Identify the lines holding "according" and copy them.
◇ ◇ ◇ ◇ ◇ ◇ ◇
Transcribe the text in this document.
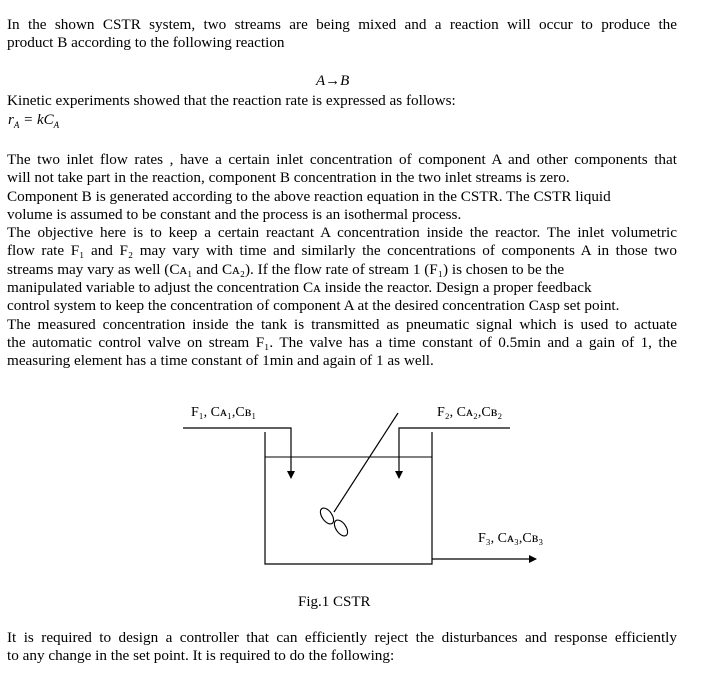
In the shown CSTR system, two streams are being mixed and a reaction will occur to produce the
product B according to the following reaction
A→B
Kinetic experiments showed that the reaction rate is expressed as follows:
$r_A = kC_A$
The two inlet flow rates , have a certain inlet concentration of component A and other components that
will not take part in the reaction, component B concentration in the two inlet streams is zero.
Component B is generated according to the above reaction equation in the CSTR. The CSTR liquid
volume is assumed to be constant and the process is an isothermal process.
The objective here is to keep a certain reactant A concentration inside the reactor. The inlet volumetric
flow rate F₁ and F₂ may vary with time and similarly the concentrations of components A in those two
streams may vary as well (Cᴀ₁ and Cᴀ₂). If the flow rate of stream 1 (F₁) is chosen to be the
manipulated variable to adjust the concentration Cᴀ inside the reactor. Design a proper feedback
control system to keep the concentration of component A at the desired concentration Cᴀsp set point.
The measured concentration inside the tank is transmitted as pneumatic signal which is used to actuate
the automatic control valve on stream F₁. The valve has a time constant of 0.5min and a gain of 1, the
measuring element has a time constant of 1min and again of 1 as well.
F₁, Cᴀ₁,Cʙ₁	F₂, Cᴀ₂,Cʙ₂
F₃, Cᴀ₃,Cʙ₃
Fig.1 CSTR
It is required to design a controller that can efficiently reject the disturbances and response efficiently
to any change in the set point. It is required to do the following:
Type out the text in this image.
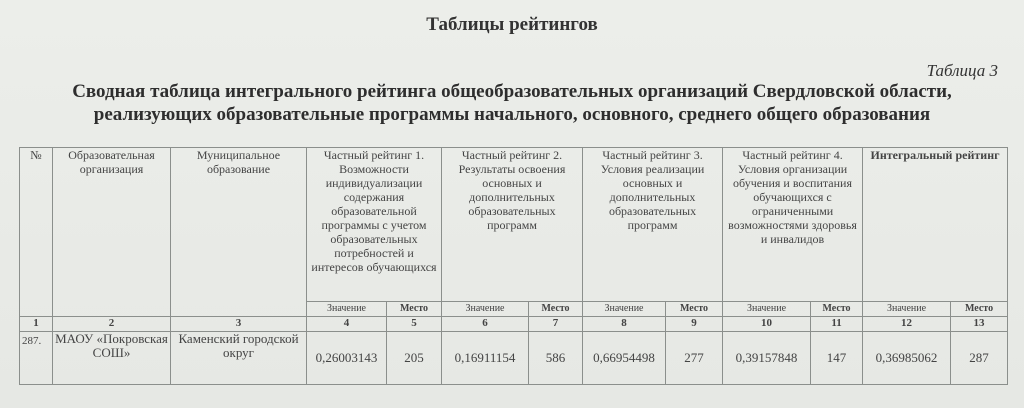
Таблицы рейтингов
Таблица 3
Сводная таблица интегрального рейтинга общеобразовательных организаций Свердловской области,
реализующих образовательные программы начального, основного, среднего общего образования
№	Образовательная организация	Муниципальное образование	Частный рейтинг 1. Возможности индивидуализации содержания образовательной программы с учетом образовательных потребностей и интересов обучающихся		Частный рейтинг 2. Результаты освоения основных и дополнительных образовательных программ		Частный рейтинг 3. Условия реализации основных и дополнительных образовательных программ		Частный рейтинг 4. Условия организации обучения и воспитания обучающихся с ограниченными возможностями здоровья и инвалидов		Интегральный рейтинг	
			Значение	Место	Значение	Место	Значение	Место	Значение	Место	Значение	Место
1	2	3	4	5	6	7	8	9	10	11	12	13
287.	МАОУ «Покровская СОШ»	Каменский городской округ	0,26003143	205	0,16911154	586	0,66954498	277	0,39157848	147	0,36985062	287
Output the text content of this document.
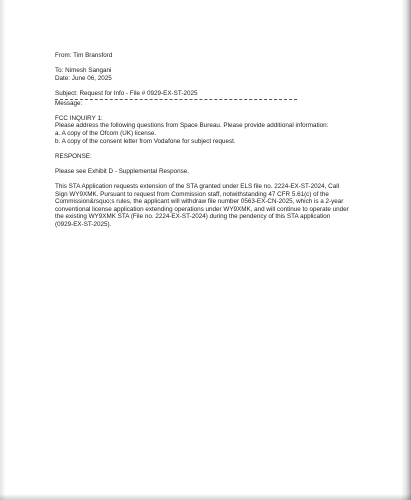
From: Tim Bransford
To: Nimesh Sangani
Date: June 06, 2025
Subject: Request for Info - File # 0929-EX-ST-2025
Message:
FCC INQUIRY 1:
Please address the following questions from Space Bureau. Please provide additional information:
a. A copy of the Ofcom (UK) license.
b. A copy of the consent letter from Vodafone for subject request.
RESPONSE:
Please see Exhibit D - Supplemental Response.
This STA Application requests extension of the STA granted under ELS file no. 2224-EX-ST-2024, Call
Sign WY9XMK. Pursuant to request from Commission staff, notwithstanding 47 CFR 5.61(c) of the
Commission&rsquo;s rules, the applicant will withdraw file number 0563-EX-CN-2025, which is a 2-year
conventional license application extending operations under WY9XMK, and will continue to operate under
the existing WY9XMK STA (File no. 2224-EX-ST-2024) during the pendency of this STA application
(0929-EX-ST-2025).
◇ ◇ ◇ ◇ ◇ ◇ ◇
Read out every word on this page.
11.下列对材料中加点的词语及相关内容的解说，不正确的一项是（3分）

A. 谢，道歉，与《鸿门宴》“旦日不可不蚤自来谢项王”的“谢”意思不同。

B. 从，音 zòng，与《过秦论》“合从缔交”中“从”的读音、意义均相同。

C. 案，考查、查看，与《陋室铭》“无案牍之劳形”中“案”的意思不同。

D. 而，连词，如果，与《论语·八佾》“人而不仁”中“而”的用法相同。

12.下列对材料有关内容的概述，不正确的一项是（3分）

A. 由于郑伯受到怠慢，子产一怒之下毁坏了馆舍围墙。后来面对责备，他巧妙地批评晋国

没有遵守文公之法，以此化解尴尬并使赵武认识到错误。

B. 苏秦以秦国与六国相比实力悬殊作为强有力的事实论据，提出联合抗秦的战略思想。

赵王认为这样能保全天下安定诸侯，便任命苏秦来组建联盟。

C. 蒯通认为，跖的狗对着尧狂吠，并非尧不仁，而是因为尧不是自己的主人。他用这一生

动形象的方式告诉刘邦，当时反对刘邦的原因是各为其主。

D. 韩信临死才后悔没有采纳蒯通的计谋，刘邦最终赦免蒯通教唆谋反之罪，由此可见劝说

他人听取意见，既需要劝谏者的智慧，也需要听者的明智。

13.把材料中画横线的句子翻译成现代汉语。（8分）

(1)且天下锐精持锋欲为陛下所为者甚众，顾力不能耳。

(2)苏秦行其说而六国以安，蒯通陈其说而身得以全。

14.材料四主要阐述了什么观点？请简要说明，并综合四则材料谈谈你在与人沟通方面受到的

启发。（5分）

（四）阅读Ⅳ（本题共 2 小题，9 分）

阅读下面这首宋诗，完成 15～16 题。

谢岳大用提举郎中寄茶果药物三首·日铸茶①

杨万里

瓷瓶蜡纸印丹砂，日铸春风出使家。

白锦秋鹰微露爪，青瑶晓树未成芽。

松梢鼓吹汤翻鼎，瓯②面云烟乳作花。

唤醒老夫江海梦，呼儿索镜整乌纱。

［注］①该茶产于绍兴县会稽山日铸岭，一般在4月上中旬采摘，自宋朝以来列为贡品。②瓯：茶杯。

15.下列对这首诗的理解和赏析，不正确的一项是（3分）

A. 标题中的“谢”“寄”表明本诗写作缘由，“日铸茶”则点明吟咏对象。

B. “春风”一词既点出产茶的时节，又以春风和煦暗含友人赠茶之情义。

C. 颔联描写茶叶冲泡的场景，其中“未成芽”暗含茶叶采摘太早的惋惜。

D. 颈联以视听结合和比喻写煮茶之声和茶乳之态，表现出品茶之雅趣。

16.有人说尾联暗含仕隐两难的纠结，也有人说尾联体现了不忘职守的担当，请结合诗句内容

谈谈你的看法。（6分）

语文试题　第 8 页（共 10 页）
◇ ◇ ◇ ◇ ◇ ◇ ◇
Solved problem |
product B according to the following reaction
Component B is generated according to the above reaction equation in the CSTR. The CSTR liquid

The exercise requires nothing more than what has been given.